- _Work instructions_
Set down every entry again word for word, please, but skip the pictures.

>>>

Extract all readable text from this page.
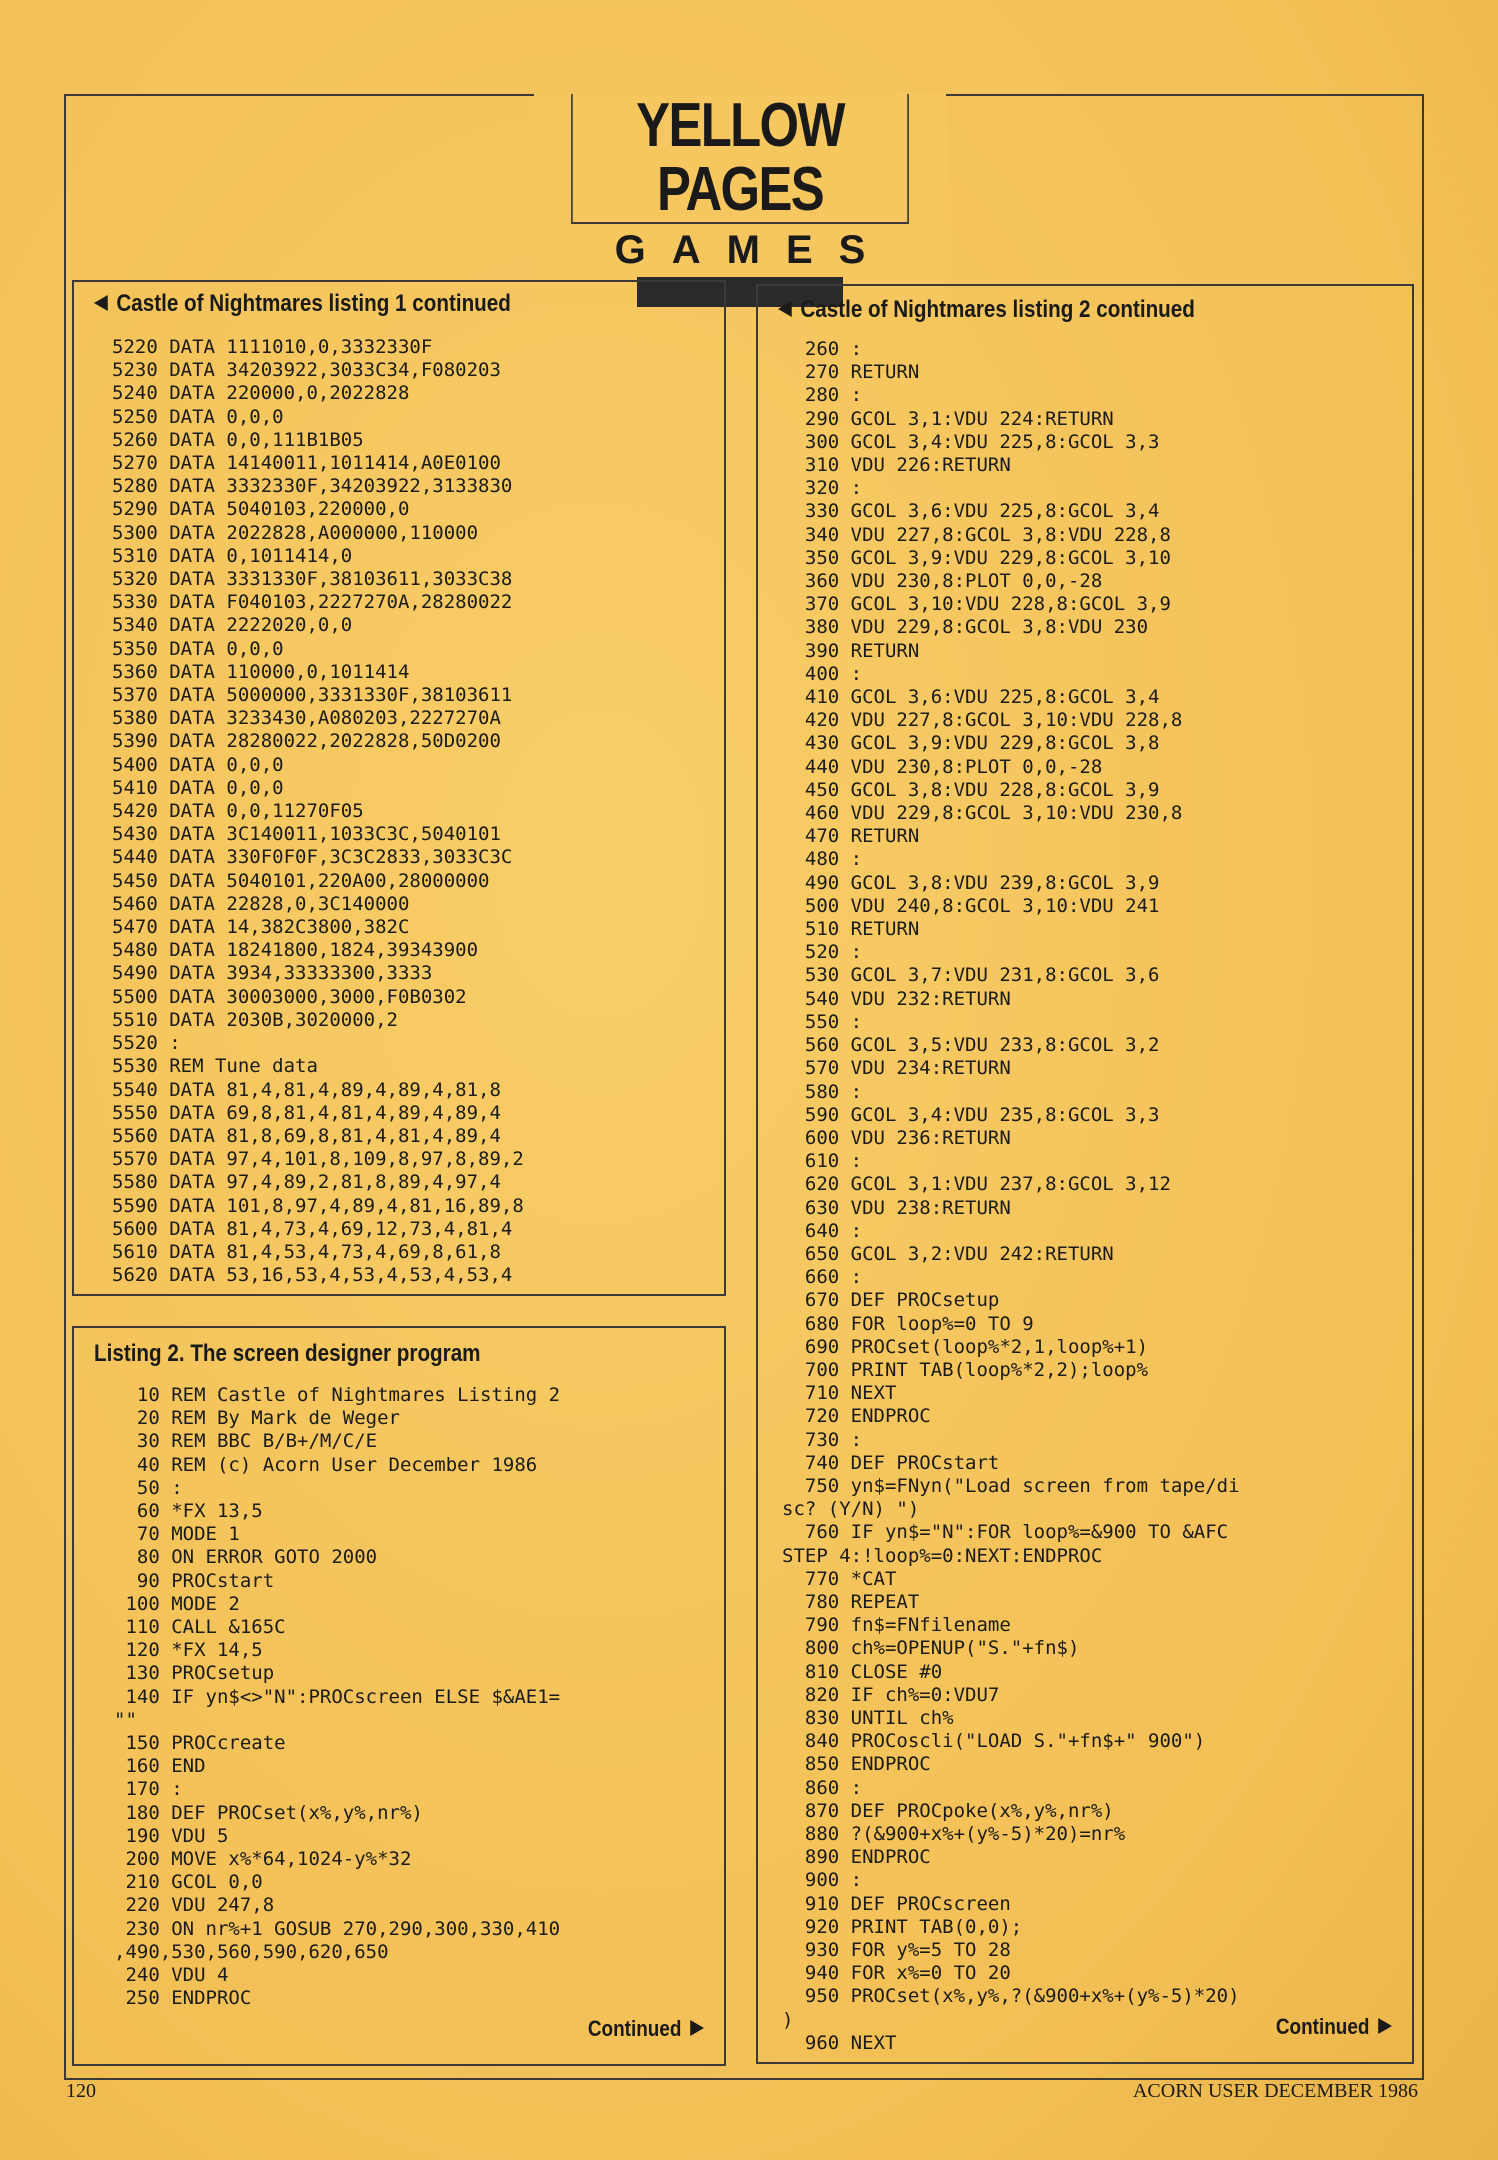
YELLOW PAGES
GAMES
Castle of Nightmares listing 1 continued
5220 DATA 1111010,0,3332330F
5230 DATA 34203922,3033C34,F080203
5240 DATA 220000,0,2022828
5250 DATA 0,0,0
5260 DATA 0,0,111B1B05
5270 DATA 14140011,1011414,A0E0100
5280 DATA 3332330F,34203922,3133830
5290 DATA 5040103,220000,0
5300 DATA 2022828,A000000,110000
5310 DATA 0,1011414,0
5320 DATA 3331330F,38103611,3033C38
5330 DATA F040103,2227270A,28280022
5340 DATA 2222020,0,0
5350 DATA 0,0,0
5360 DATA 110000,0,1011414
5370 DATA 5000000,3331330F,38103611
5380 DATA 3233430,A080203,2227270A
5390 DATA 28280022,2022828,50D0200
5400 DATA 0,0,0
5410 DATA 0,0,0
5420 DATA 0,0,11270F05
5430 DATA 3C140011,1033C3C,5040101
5440 DATA 330F0F0F,3C3C2833,3033C3C
5450 DATA 5040101,220A00,28000000
5460 DATA 22828,0,3C140000
5470 DATA 14,382C3800,382C
5480 DATA 18241800,1824,39343900
5490 DATA 3934,33333300,3333
5500 DATA 30003000,3000,F0B0302
5510 DATA 2030B,3020000,2
5520 :
5530 REM Tune data
5540 DATA 81,4,81,4,89,4,89,4,81,8
5550 DATA 69,8,81,4,81,4,89,4,89,4
5560 DATA 81,8,69,8,81,4,81,4,89,4
5570 DATA 97,4,101,8,109,8,97,8,89,2
5580 DATA 97,4,89,2,81,8,89,4,97,4
5590 DATA 101,8,97,4,89,4,81,16,89,8
5600 DATA 81,4,73,4,69,12,73,4,81,4
5610 DATA 81,4,53,4,73,4,69,8,61,8
5620 DATA 53,16,53,4,53,4,53,4,53,4
Listing 2. The screen designer program
10 REM Castle of Nightmares Listing 2
20 REM By Mark de Weger
30 REM BBC B/B+/M/C/E
40 REM (c) Acorn User December 1986
50 :
60 *FX 13,5
70 MODE 1
80 ON ERROR GOTO 2000
90 PROCstart
100 MODE 2
110 CALL &165C
120 *FX 14,5
130 PROCsetup
140 IF yn$<>"N":PROCscreen ELSE $&AE1=
""
150 PROCcreate
160 END
170 :
180 DEF PROCset(x%,y%,nr%)
190 VDU 5
200 MOVE x%*64,1024-y%*32
210 GCOL 0,0
220 VDU 247,8
230 ON nr%+1 GOSUB 270,290,300,330,410
,490,530,560,590,620,650
240 VDU 4
250 ENDPROC
Continued
Castle of Nightmares listing 2 continued
260 :
270 RETURN
280 :
290 GCOL 3,1:VDU 224:RETURN
300 GCOL 3,4:VDU 225,8:GCOL 3,3
310 VDU 226:RETURN
320 :
330 GCOL 3,6:VDU 225,8:GCOL 3,4
340 VDU 227,8:GCOL 3,8:VDU 228,8
350 GCOL 3,9:VDU 229,8:GCOL 3,10
360 VDU 230,8:PLOT 0,0,-28
370 GCOL 3,10:VDU 228,8:GCOL 3,9
380 VDU 229,8:GCOL 3,8:VDU 230
390 RETURN
400 :
410 GCOL 3,6:VDU 225,8:GCOL 3,4
420 VDU 227,8:GCOL 3,10:VDU 228,8
430 GCOL 3,9:VDU 229,8:GCOL 3,8
440 VDU 230,8:PLOT 0,0,-28
450 GCOL 3,8:VDU 228,8:GCOL 3,9
460 VDU 229,8:GCOL 3,10:VDU 230,8
470 RETURN
480 :
490 GCOL 3,8:VDU 239,8:GCOL 3,9
500 VDU 240,8:GCOL 3,10:VDU 241
510 RETURN
520 :
530 GCOL 3,7:VDU 231,8:GCOL 3,6
540 VDU 232:RETURN
550 :
560 GCOL 3,5:VDU 233,8:GCOL 3,2
570 VDU 234:RETURN
580 :
590 GCOL 3,4:VDU 235,8:GCOL 3,3
600 VDU 236:RETURN
610 :
620 GCOL 3,1:VDU 237,8:GCOL 3,12
630 VDU 238:RETURN
640 :
650 GCOL 3,2:VDU 242:RETURN
660 :
670 DEF PROCsetup
680 FOR loop%=0 TO 9
690 PROCset(loop%*2,1,loop%+1)
700 PRINT TAB(loop%*2,2);loop%
710 NEXT
720 ENDPROC
730 :
740 DEF PROCstart
750 yn$=FNyn("Load screen from tape/di
sc? (Y/N) ")
760 IF yn$="N":FOR loop%=&900 TO &AFC
STEP 4:!loop%=0:NEXT:ENDPROC
770 *CAT
780 REPEAT
790 fn$=FNfilename
800 ch%=OPENUP("S."+fn$)
810 CLOSE #0
820 IF ch%=0:VDU7
830 UNTIL ch%
840 PROCoscli("LOAD S."+fn$+" 900")
850 ENDPROC
860 :
870 DEF PROCpoke(x%,y%,nr%)
880 ?(&900+x%+(y%-5)*20)=nr%
890 ENDPROC
900 :
910 DEF PROCscreen
920 PRINT TAB(0,0);
930 FOR y%=5 TO 28
940 FOR x%=0 TO 20
950 PROCset(x%,y%,?(&900+x%+(y%-5)*20)
)
960 NEXT
Continued
120	ACORN USER DECEMBER 1986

<<<

- _Reply_
Extract all readable text from this page.
YELLOW PAGES
GAMES
Castle of Nightmares listing 1 continued
5220 DATA 1111010,0,3332330F
5230 DATA 34203922,3033C34,F080203
5240 DATA 220000,0,2022828
5250 DATA 0,0,0
5260 DATA 0,0,111B1B05
5270 DATA 14140011,1011414,A0E0100
5280 DATA 3332330F,34203922,3133830
5290 DATA 5040103,220000,0
5300 DATA 2022828,A000000,110000
5310 DATA 0,1011414,0
5320 DATA 3331330F,38103611,3033C38
5330 DATA F040103,2227270A,28280022
5340 DATA 2222020,0,0
5350 DATA 0,0,0
5360 DATA 110000,0,1011414
5370 DATA 5000000,3331330F,38103611
5380 DATA 3233430,A080203,2227270A
5390 DATA 28280022,2022828,50D0200
5400 DATA 0,0,0
5410 DATA 0,0,0
5420 DATA 0,0,11270F05
5430 DATA 3C140011,1033C3C,5040101
5440 DATA 330F0F0F,3C3C2833,3033C3C
5450 DATA 5040101,220A00,28000000
5460 DATA 22828,0,3C140000
5470 DATA 14,382C3800,382C
5480 DATA 18241800,1824,39343900
5490 DATA 3934,33333300,3333
5500 DATA 30003000,3000,F0B0302
5510 DATA 2030B,3020000,2
5520 :
5530 REM Tune data
5540 DATA 81,4,81,4,89,4,89,4,81,8
5550 DATA 69,8,81,4,81,4,89,4,89,4
5560 DATA 81,8,69,8,81,4,81,4,89,4
5570 DATA 97,4,101,8,109,8,97,8,89,2
5580 DATA 97,4,89,2,81,8,89,4,97,4
5590 DATA 101,8,97,4,89,4,81,16,89,8
5600 DATA 81,4,73,4,69,12,73,4,81,4
5610 DATA 81,4,53,4,73,4,69,8,61,8
5620 DATA 53,16,53,4,53,4,53,4,53,4
Listing 2. The screen designer program
10 REM Castle of Nightmares Listing 2
20 REM By Mark de Weger
30 REM BBC B/B+/M/C/E
40 REM (c) Acorn User December 1986
50 :
60 *FX 13,5
70 MODE 1
80 ON ERROR GOTO 2000
90 PROCstart
100 MODE 2
110 CALL &165C
120 *FX 14,5
130 PROCsetup
140 IF yn$<>"N":PROCscreen ELSE $&AE1=
""
150 PROCcreate
160 END
170 :
180 DEF PROCset(x%,y%,nr%)
190 VDU 5
200 MOVE x%*64,1024-y%*32
210 GCOL 0,0
220 VDU 247,8
230 ON nr%+1 GOSUB 270,290,300,330,410
,490,530,560,590,620,650
240 VDU 4
250 ENDPROC
Continued
Castle of Nightmares listing 2 continued
260 :
270 RETURN
280 :
290 GCOL 3,1:VDU 224:RETURN
300 GCOL 3,4:VDU 225,8:GCOL 3,3
310 VDU 226:RETURN
320 :
330 GCOL 3,6:VDU 225,8:GCOL 3,4
340 VDU 227,8:GCOL 3,8:VDU 228,8
350 GCOL 3,9:VDU 229,8:GCOL 3,10
360 VDU 230,8:PLOT 0,0,-28
370 GCOL 3,10:VDU 228,8:GCOL 3,9
380 VDU 229,8:GCOL 3,8:VDU 230
390 RETURN
400 :
410 GCOL 3,6:VDU 225,8:GCOL 3,4
420 VDU 227,8:GCOL 3,10:VDU 228,8
430 GCOL 3,9:VDU 229,8:GCOL 3,8
440 VDU 230,8:PLOT 0,0,-28
450 GCOL 3,8:VDU 228,8:GCOL 3,9
460 VDU 229,8:GCOL 3,10:VDU 230,8
470 RETURN
480 :
490 GCOL 3,8:VDU 239,8:GCOL 3,9
500 VDU 240,8:GCOL 3,10:VDU 241
510 RETURN
520 :
530 GCOL 3,7:VDU 231,8:GCOL 3,6
540 VDU 232:RETURN
550 :
560 GCOL 3,5:VDU 233,8:GCOL 3,2
570 VDU 234:RETURN
580 :
590 GCOL 3,4:VDU 235,8:GCOL 3,3
600 VDU 236:RETURN
610 :
620 GCOL 3,1:VDU 237,8:GCOL 3,12
630 VDU 238:RETURN
640 :
650 GCOL 3,2:VDU 242:RETURN
660 :
670 DEF PROCsetup
680 FOR loop%=0 TO 9
690 PROCset(loop%*2,1,loop%+1)
700 PRINT TAB(loop%*2,2);loop%
710 NEXT
720 ENDPROC
730 :
740 DEF PROCstart
750 yn$=FNyn("Load screen from tape/di
sc? (Y/N) ")
760 IF yn$="N":FOR loop%=&900 TO &AFC
STEP 4:!loop%=0:NEXT:ENDPROC
770 *CAT
780 REPEAT
790 fn$=FNfilename
800 ch%=OPENUP("S."+fn$)
810 CLOSE #0
820 IF ch%=0:VDU7
830 UNTIL ch%
840 PROCoscli("LOAD S."+fn$+" 900")
850 ENDPROC
860 :
870 DEF PROCpoke(x%,y%,nr%)
880 ?(&900+x%+(y%-5)*20)=nr%
890 ENDPROC
900 :
910 DEF PROCscreen
920 PRINT TAB(0,0);
930 FOR y%=5 TO 28
940 FOR x%=0 TO 20
950 PROCset(x%,y%,?(&900+x%+(y%-5)*20)
)
960 NEXT
Continued
120	ACORN USER DECEMBER 1986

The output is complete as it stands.